PROBLEM REQUIREMENTS: Find every line in the data below that contains the string "elements" with the same capitalization, and copy each of those lines in full.

DATA EXTRACT:

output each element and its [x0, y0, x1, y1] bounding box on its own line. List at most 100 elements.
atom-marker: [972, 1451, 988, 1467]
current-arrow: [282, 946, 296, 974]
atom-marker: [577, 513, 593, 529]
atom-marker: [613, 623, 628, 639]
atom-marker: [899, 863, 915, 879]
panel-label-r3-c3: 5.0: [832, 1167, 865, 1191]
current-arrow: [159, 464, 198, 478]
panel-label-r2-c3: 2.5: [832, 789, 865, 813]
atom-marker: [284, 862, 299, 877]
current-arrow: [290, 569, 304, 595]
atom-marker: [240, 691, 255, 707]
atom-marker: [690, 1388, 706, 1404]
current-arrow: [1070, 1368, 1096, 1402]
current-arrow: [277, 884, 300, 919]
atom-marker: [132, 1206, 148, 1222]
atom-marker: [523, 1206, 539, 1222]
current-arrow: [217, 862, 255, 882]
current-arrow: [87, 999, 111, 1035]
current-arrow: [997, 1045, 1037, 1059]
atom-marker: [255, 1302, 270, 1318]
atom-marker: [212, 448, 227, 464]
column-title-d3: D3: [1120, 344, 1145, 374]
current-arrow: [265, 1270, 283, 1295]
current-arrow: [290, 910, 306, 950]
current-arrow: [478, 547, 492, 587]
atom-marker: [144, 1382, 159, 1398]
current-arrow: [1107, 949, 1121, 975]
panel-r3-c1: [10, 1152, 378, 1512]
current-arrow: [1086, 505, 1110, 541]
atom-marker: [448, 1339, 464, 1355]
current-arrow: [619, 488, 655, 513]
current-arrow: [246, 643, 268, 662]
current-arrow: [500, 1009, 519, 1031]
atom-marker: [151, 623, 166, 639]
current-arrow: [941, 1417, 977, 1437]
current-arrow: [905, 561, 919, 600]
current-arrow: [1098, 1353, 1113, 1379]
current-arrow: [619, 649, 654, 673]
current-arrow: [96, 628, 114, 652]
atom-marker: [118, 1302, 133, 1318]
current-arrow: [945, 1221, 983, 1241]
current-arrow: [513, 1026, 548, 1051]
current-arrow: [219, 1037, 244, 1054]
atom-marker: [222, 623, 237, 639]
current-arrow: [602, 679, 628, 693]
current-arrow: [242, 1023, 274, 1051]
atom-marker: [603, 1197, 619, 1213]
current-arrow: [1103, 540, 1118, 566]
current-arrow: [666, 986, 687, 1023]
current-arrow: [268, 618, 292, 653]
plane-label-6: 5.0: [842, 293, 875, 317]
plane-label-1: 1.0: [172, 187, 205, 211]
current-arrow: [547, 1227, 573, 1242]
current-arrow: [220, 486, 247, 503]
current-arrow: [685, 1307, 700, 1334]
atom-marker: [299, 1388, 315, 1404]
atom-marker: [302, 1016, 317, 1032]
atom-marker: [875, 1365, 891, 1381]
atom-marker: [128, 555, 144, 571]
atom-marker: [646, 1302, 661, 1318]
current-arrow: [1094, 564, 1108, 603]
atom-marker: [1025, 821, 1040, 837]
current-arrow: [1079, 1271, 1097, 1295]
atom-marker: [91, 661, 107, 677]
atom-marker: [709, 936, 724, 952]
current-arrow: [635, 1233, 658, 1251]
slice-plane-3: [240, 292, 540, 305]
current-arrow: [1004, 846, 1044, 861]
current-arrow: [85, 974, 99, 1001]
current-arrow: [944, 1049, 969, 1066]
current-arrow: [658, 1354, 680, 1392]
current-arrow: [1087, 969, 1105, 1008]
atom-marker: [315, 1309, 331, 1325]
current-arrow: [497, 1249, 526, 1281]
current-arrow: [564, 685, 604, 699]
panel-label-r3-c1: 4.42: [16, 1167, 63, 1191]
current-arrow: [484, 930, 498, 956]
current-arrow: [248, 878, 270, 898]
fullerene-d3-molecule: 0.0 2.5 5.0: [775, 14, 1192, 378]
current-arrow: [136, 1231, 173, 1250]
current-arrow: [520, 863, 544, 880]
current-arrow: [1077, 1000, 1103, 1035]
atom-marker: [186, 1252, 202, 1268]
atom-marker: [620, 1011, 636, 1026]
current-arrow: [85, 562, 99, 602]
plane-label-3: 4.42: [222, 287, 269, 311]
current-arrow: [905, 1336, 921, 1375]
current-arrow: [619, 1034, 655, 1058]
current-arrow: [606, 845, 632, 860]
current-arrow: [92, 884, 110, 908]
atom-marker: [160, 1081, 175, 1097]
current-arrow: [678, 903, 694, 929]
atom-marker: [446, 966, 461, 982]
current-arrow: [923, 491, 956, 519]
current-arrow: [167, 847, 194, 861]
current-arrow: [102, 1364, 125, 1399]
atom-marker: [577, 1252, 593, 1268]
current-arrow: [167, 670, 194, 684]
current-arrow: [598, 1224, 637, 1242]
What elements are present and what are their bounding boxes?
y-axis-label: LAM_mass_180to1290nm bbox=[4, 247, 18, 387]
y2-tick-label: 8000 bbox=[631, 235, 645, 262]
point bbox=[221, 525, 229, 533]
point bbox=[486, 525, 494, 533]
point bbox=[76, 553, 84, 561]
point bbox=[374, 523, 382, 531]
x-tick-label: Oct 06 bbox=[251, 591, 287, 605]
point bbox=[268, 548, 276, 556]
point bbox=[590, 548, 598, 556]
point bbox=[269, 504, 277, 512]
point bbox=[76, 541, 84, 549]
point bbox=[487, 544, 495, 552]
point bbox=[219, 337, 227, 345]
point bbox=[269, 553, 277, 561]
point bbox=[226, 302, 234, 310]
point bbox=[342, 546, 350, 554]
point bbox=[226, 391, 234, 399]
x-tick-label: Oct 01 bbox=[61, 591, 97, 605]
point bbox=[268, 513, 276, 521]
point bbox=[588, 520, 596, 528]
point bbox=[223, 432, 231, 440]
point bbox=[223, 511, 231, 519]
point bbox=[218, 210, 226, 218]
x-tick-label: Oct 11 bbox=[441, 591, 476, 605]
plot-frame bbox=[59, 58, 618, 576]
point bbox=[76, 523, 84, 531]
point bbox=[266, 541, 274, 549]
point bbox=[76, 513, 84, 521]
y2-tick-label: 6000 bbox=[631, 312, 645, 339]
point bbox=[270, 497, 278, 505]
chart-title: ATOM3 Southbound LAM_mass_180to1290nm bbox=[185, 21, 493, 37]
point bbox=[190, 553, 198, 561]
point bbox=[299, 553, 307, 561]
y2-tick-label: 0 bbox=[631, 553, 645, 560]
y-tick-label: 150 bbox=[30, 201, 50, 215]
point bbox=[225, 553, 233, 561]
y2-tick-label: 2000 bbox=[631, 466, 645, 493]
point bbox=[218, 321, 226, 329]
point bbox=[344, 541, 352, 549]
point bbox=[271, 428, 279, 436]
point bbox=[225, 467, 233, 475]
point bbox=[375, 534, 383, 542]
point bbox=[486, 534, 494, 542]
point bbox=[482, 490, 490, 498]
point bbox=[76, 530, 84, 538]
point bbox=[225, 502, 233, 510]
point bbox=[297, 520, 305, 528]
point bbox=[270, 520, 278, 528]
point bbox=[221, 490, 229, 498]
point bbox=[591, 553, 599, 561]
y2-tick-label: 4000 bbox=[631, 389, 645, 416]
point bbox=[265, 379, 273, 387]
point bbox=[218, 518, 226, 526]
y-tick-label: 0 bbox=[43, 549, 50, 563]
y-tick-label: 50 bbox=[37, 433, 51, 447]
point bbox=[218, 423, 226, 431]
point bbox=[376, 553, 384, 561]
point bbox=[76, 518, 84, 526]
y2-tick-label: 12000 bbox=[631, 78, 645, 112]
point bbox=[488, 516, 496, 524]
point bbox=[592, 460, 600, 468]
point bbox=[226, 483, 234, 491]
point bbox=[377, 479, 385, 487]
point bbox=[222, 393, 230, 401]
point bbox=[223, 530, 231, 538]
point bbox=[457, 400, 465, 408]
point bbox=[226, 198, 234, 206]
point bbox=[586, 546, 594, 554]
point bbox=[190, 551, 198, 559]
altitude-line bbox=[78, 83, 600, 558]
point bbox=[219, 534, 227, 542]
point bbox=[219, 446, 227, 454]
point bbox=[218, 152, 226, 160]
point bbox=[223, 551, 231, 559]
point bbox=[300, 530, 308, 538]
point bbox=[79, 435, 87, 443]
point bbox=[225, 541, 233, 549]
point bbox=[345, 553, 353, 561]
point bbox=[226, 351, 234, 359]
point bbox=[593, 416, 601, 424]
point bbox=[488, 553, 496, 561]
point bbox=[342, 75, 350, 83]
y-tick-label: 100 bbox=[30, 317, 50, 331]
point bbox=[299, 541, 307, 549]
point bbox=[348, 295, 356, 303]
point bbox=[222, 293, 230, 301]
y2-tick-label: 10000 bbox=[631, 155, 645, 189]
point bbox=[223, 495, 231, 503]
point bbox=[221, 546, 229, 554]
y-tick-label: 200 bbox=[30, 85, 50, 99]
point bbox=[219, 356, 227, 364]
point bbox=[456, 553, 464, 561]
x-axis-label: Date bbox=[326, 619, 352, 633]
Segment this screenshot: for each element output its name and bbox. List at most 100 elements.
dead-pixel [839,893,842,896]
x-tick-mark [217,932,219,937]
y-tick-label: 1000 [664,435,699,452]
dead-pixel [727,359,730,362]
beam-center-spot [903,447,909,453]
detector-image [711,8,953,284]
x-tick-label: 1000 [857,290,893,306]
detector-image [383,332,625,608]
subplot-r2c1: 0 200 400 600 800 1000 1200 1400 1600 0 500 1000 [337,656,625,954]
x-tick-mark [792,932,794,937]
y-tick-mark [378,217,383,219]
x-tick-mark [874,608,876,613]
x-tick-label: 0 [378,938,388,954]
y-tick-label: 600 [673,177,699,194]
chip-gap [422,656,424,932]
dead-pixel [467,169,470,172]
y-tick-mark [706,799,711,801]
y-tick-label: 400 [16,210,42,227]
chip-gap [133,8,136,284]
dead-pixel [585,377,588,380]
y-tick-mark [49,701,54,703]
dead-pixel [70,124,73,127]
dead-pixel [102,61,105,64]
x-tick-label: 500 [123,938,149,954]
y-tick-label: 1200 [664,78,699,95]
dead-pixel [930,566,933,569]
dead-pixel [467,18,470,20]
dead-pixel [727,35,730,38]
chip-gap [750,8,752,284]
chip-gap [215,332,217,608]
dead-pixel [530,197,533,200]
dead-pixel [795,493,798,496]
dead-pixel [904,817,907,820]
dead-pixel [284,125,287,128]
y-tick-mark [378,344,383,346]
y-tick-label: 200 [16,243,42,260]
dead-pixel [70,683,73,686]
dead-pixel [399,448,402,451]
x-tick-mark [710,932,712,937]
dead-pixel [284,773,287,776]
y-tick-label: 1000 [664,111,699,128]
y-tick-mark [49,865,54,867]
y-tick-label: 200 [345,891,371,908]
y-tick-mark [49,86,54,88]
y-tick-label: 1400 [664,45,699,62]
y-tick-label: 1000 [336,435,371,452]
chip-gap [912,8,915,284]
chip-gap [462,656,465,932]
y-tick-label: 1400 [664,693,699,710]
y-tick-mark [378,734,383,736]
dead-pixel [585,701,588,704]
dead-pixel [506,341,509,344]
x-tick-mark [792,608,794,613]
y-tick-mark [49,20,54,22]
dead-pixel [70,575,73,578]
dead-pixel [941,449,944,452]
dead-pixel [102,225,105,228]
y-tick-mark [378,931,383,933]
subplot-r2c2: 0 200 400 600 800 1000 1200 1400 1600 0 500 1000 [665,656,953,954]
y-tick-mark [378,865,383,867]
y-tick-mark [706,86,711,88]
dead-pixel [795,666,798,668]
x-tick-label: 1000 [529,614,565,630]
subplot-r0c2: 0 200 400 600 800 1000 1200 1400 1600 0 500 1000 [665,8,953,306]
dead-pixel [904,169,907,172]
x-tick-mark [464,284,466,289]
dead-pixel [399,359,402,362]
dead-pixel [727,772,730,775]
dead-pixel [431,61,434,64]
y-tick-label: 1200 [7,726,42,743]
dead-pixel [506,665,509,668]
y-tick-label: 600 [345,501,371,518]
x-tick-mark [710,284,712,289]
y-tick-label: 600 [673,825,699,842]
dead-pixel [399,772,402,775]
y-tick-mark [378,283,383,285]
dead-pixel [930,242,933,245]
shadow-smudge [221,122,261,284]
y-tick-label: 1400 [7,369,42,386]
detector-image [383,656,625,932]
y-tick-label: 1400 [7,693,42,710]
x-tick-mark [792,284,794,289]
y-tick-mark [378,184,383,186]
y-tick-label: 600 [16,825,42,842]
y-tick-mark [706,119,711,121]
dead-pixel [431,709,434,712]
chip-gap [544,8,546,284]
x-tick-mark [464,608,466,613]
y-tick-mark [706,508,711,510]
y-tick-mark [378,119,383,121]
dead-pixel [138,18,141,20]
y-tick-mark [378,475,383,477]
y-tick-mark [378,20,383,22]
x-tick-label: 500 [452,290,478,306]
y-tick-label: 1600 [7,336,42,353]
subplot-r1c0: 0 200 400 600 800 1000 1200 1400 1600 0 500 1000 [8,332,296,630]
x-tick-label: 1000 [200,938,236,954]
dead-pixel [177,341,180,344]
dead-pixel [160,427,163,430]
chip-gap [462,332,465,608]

OUTPUT BELOW:
output each element and its [x0, y0, x1, y1] bounding box on its own line. List at most 100 elements.
What elements are present and what are their bounding boxes?
Segment this screenshot: for each element output its name and bbox. List at most 100 elements.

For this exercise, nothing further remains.